§ Set problem
Of the lines in these entries, how many contain the string "main"? Give the number and nothing else.

=====

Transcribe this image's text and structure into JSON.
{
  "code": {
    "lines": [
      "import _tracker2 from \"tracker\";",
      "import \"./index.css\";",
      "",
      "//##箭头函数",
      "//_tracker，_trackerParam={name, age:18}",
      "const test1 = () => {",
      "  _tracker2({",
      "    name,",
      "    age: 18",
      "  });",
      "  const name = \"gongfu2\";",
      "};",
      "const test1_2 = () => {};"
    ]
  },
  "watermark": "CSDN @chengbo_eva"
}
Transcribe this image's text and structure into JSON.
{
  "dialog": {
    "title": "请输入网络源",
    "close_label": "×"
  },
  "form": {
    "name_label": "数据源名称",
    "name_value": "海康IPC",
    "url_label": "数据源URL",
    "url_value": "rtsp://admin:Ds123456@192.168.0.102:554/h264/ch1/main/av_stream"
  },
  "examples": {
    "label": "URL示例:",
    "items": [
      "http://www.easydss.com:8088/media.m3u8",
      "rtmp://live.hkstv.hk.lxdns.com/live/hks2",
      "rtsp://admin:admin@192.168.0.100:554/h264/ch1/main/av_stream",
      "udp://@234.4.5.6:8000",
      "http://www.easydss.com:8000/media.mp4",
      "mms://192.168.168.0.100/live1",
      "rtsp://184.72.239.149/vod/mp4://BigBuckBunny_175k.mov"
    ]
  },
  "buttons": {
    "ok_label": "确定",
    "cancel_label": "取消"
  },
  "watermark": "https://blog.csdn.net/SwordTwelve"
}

=====

§ Worked solution
2